Pick up the "WeekinQA" summary of W3C quality assurance news below and keep writing it from its last sentence onward.

* Selected excerpt *
┄┄┄┄┄┄┄┄┄┄

The regular editor for "WeekinQA" is Lynne Rosenthal, NIST, co-chair of the QA Interest Group.

See also the initial calendar and initial requirements for this resource.

Topics for this period

CHIP and CUAP Notes Published

The QA Activity published two W3C Notes: CHIPs is a set of good practices to improve implementations of HTTP and related standards as well as their use; iCUAP explains some common mistakes in user agents and suggests remedies. So far, comments have been received on the CHIPs checkpoints that talk about URIs - it seems that in W3C since there is little control over where a NOTE goes, the CHIPs URI violates some checkpoints. So, "do as we say, not what we do". Other comments, include ETag (i.e., equal ETags do not imply equivalent resources) is being investigated and a suggested improvement to the W3C server for Content-Location, (i.e., follow CHIP checkpoint 5.2.II, Content-Location: of the dated version) - this has been added to the webmaster's "todo" list. With respect to CUAP, there was an interesting discussion about user agents saving files as "filename.ps.gz " (Content-Type: application/postscript, Content-encoding:gzip). The discussion concluded that a users doesn't need gunzip and that if UA can save and render a compressed document, the same UA should be able to open it again. Comments and suggestions on these Notes are welcome and should be sent to: www-qa@w3.org.

See Threads:

Taking public comments into account

Although comments from the public are often requested and always welcome, it is important to ensure that all the public comments are taken into account. Concern was expressed that the public has no power of appeal when the W3C Process for handling public comments is not followed. To gain the maximum advantage from the knowledge and insights of all who take the time to read and comment on the documents, they (the public) needs to believe that they are being listened to. Possible solutions? Notify individual commentors of the disposition of their comments and ask them to indicate their acquiescence or opposition with regard to this disposition. Use a "bug database" like Bugzilla to keep track of issues, their disposition, and WG-individual contact. Post issue resolution information on their public webpages. What does your WG do?

┄┄┄┄┄┄┄┄┄┄

* Data *
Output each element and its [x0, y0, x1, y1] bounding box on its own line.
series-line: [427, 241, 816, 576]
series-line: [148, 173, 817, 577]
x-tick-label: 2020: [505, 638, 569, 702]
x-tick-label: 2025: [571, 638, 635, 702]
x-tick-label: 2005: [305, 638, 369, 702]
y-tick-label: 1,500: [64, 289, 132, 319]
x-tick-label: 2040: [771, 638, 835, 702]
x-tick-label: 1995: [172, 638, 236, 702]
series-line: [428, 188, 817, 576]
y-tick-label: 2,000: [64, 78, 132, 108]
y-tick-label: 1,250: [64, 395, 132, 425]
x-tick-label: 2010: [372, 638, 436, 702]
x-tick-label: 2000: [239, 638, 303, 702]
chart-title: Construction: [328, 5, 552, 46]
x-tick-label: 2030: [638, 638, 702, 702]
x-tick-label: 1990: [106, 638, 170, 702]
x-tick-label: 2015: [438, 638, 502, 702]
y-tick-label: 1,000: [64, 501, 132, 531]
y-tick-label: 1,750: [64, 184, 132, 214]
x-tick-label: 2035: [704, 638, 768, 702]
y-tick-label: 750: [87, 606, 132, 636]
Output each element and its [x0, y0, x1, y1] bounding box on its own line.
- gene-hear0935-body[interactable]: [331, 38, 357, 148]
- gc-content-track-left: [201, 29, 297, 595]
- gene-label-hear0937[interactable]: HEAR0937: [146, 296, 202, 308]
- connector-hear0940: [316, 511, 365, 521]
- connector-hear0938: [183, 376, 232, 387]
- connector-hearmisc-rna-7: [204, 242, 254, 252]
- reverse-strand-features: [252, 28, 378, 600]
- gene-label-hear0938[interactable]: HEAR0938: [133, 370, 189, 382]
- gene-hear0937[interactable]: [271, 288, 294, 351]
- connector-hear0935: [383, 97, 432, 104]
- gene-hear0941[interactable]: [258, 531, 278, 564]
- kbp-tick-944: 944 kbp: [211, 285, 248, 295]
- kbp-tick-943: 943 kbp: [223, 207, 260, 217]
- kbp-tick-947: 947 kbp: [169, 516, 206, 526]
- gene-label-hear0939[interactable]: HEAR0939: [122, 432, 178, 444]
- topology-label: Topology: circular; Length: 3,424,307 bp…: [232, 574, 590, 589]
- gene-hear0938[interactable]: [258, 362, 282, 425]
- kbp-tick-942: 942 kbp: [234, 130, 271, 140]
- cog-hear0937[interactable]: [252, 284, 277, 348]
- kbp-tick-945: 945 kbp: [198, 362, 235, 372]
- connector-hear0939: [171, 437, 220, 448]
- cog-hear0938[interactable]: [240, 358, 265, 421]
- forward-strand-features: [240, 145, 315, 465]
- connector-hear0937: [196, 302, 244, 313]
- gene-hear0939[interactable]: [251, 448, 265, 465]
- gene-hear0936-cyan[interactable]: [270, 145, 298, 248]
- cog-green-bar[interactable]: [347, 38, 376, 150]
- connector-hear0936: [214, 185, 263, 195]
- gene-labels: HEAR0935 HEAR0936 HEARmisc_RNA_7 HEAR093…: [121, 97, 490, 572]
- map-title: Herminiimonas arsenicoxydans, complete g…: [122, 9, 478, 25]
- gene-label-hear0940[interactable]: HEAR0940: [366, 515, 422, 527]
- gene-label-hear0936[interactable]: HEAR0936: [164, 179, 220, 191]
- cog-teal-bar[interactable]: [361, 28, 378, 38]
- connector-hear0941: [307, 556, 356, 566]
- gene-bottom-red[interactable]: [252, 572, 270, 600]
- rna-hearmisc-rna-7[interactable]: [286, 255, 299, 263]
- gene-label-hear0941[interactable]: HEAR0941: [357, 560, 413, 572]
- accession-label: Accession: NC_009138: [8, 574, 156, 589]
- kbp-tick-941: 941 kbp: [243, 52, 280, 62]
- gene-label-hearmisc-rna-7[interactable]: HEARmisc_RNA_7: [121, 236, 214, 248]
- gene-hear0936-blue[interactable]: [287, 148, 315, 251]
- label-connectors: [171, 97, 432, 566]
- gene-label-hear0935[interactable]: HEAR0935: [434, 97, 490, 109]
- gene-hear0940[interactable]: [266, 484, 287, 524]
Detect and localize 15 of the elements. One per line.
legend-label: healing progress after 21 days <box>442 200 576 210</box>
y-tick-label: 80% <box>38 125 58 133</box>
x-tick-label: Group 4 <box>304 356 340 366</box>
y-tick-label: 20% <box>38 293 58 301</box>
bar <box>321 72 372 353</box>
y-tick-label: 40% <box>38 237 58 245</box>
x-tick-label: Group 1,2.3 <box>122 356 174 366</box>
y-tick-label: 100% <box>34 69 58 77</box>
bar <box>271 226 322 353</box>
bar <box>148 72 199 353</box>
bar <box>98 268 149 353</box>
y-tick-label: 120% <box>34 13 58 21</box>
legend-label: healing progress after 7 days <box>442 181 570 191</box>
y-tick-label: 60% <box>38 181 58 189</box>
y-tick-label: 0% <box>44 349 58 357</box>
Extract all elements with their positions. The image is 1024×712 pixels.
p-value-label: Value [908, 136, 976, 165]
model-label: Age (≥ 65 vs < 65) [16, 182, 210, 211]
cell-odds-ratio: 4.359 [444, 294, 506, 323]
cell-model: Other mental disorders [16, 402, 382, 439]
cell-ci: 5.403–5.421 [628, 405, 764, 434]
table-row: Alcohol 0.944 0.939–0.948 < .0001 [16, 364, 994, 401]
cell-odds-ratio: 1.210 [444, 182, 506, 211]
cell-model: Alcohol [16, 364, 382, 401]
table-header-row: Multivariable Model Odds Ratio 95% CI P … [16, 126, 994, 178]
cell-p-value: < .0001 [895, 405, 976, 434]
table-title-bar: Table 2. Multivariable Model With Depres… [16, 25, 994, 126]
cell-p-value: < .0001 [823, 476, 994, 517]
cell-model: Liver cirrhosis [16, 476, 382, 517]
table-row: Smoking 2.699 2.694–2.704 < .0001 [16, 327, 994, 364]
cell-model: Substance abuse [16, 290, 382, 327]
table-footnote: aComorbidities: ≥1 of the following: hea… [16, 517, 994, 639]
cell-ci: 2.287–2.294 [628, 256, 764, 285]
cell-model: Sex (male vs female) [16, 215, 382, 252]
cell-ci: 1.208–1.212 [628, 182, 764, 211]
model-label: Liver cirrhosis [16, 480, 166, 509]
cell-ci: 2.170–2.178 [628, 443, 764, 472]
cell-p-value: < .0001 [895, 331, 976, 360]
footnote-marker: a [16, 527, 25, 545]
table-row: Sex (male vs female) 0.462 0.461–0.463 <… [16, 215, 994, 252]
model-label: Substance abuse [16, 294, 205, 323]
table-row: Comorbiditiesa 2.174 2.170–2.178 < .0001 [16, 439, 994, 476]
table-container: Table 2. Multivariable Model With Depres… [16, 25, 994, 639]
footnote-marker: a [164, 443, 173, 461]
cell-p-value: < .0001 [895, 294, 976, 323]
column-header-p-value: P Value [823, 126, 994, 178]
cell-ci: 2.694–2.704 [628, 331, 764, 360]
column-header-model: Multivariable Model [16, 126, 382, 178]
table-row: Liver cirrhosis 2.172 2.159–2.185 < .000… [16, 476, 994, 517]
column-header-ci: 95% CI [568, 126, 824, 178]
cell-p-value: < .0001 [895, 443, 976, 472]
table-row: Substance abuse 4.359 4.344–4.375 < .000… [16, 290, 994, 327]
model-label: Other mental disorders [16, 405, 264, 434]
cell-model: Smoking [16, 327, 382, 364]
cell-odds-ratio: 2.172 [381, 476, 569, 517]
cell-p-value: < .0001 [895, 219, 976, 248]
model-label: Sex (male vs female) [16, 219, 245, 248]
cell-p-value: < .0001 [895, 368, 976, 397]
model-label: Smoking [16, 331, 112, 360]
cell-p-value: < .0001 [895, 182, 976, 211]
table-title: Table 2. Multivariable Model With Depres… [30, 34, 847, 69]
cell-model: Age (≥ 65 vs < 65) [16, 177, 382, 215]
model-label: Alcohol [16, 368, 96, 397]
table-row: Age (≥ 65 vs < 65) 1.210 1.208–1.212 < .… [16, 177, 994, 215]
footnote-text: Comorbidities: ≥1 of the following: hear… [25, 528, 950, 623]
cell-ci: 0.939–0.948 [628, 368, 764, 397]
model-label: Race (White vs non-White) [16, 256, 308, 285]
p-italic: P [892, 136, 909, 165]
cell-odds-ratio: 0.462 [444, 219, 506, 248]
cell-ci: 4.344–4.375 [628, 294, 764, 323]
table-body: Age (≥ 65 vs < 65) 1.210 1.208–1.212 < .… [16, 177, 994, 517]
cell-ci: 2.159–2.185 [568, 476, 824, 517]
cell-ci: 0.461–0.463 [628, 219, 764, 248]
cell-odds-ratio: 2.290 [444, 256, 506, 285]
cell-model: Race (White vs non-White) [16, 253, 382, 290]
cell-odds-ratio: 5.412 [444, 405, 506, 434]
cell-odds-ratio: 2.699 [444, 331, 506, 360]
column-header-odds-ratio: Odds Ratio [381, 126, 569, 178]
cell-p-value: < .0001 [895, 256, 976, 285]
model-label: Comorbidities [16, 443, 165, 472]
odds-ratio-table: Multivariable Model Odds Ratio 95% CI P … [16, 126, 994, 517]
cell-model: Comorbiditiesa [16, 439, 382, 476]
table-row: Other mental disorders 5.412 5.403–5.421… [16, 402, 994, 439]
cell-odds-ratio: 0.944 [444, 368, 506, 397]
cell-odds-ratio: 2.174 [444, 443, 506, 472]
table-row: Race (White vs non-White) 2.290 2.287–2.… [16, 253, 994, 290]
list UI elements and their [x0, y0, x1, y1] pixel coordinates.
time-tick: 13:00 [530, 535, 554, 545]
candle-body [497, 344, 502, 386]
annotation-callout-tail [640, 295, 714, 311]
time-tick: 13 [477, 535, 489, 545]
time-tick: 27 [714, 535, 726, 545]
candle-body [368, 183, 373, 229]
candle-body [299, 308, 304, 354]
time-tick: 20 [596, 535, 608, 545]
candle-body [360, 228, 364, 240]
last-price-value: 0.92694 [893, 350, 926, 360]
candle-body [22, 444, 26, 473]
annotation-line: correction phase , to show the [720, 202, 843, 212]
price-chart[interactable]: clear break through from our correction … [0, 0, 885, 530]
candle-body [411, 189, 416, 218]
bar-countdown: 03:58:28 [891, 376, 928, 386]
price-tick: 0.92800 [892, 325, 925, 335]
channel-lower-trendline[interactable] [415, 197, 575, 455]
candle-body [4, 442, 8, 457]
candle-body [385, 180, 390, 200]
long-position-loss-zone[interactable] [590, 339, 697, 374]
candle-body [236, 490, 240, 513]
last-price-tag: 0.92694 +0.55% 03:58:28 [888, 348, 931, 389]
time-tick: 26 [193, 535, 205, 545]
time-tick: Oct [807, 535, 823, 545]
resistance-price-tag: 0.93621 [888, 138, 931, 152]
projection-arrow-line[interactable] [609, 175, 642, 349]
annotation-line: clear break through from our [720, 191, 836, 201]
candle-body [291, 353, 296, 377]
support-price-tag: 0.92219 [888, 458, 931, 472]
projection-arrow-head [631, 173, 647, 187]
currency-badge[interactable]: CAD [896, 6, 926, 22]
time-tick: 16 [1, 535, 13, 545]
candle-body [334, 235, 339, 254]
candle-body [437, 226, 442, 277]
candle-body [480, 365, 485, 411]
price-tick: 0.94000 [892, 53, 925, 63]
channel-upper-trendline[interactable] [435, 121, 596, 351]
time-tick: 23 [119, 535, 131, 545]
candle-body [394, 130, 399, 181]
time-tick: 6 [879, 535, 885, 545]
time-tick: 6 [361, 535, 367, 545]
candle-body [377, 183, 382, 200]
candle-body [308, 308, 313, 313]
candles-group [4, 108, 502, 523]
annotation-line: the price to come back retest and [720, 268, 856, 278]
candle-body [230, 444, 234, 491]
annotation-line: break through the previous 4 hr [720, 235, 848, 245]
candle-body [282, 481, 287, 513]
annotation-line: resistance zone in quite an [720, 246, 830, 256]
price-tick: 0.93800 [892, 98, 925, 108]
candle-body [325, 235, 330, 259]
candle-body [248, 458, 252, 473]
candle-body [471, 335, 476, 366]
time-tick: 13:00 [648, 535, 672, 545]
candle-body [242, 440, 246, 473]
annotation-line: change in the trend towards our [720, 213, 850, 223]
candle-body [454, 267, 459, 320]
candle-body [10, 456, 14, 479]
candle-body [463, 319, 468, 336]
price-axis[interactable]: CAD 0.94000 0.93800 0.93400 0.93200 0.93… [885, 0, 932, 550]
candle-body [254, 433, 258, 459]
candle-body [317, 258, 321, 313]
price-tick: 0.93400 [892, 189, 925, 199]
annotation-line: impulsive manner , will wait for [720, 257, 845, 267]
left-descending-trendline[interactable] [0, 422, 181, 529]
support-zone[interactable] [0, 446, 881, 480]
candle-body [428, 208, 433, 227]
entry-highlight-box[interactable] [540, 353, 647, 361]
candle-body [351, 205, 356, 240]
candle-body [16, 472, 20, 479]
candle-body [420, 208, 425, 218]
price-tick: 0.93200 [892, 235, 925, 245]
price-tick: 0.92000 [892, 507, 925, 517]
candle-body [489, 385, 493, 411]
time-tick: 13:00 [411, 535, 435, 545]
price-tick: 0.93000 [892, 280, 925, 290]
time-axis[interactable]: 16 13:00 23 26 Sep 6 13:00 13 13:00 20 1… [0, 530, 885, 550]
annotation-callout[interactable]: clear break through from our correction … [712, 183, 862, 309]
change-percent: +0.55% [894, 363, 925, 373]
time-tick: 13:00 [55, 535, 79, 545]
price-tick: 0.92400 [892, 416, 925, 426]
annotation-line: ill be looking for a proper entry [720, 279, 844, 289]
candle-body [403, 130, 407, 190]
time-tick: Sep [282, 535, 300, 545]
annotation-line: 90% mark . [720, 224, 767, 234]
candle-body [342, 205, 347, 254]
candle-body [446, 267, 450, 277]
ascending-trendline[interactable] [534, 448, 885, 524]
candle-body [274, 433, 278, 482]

┄┄┄┄┄┄┄┄┄┄

* Task answer *
See Thread

Authoring Technologies Survey

Last autumn, the QA WG asked W3C Chairs and their document editors what document technologies they used to edit their specifications. The purpose of this survey of authoring technologies was to determine whether there is a set of common tools and techniques that might help authors, and that might warrant further QAWG attention. Results of this survey indicated that most people used either XML Spec or XHTML+classes. Within each of these two technologies, there was some customization e.g., modification to match namespace constraints, customization to allow additional structured information, custom elements to markup references, etc. It was clear that XML, where used, was not judged to be sufficient for all authors. Future versions of XML Spec should look into the changes made by some WGs to accommodate for those customizations. The major reason cited for not using XML Spec was ease of authoring and not knowing about XML Spec. As for editorial tasks and the publishing process, it seems that most lead editors assemble the document parts, although other variants and combinations exist (e.g., assembling document parts from CVS, transforming into master version for publication and so forth). Looking at this data, it may be beneficial to streamline the editing process.

See Threads:

Conformance Disclaimers

The QA Framework: Operational Guidelines checkpoint 6.4 regarding conformance disclaimers was clarified. A conformance disclaimer explains the relationship between test suite results and conformance. The objective of a conformance disclaimer is to help users of the test suite and consumers of test results understand that passing all tests in the test suite does not guarantee or imply full conformance of an implementation to the specification. Basically:

  1. If you passed all the tests, you can't claim to be conformant - all you can say is that you passed all the tests.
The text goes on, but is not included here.